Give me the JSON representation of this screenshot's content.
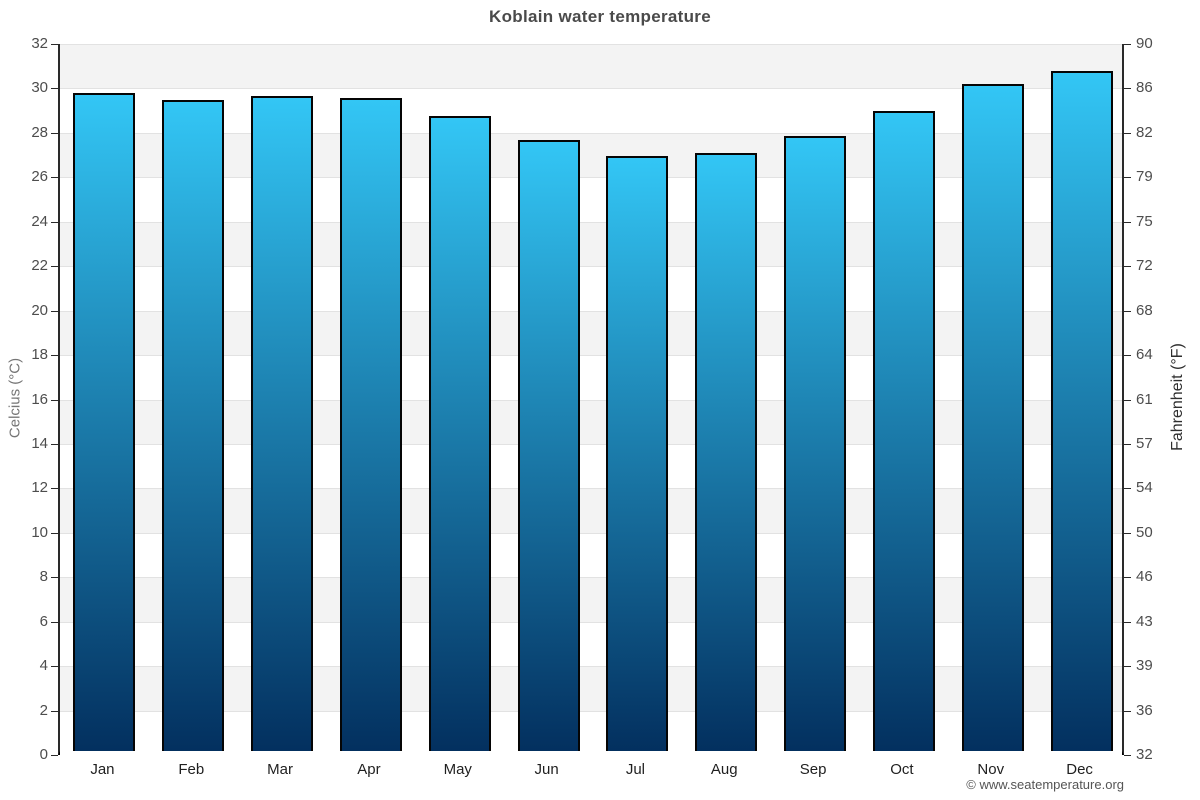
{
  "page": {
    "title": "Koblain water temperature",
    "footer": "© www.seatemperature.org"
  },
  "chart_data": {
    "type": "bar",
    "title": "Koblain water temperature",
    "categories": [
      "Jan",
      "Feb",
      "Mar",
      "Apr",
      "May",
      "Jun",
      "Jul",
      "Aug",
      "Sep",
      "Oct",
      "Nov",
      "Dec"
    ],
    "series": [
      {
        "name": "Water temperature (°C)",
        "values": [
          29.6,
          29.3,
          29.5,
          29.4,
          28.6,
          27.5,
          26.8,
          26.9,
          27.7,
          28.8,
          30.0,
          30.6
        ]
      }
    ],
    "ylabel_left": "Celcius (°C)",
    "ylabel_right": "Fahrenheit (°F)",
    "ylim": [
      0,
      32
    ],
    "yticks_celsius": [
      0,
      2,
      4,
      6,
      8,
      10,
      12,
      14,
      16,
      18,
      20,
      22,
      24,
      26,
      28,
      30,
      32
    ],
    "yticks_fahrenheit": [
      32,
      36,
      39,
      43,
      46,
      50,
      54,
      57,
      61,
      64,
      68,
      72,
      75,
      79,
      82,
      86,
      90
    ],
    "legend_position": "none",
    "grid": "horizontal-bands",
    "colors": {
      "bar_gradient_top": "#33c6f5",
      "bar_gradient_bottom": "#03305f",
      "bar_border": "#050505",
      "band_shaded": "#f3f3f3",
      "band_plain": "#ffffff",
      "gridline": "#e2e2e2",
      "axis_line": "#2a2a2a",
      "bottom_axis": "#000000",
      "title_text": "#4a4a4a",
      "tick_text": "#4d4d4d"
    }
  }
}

Work to do =>
Exclude the pictures and transcribe all of the entries exactly.

Task output =>
Give me the JSON representation of this screenshot's content.
{
  "page": {
    "title": "Koblain water temperature",
    "footer": "© www.seatemperature.org"
  },
  "chart_data": {
    "type": "bar",
    "title": "Koblain water temperature",
    "categories": [
      "Jan",
      "Feb",
      "Mar",
      "Apr",
      "May",
      "Jun",
      "Jul",
      "Aug",
      "Sep",
      "Oct",
      "Nov",
      "Dec"
    ],
    "series": [
      {
        "name": "Water temperature (°C)",
        "values": [
          29.6,
          29.3,
          29.5,
          29.4,
          28.6,
          27.5,
          26.8,
          26.9,
          27.7,
          28.8,
          30.0,
          30.6
        ]
      }
    ],
    "ylabel_left": "Celcius (°C)",
    "ylabel_right": "Fahrenheit (°F)",
    "ylim": [
      0,
      32
    ],
    "yticks_celsius": [
      0,
      2,
      4,
      6,
      8,
      10,
      12,
      14,
      16,
      18,
      20,
      22,
      24,
      26,
      28,
      30,
      32
    ],
    "yticks_fahrenheit": [
      32,
      36,
      39,
      43,
      46,
      50,
      54,
      57,
      61,
      64,
      68,
      72,
      75,
      79,
      82,
      86,
      90
    ],
    "legend_position": "none",
    "grid": "horizontal-bands",
    "colors": {
      "bar_gradient_top": "#33c6f5",
      "bar_gradient_bottom": "#03305f",
      "bar_border": "#050505",
      "band_shaded": "#f3f3f3",
      "band_plain": "#ffffff",
      "gridline": "#e2e2e2",
      "axis_line": "#2a2a2a",
      "bottom_axis": "#000000",
      "title_text": "#4a4a4a",
      "tick_text": "#4d4d4d"
    }
  }
}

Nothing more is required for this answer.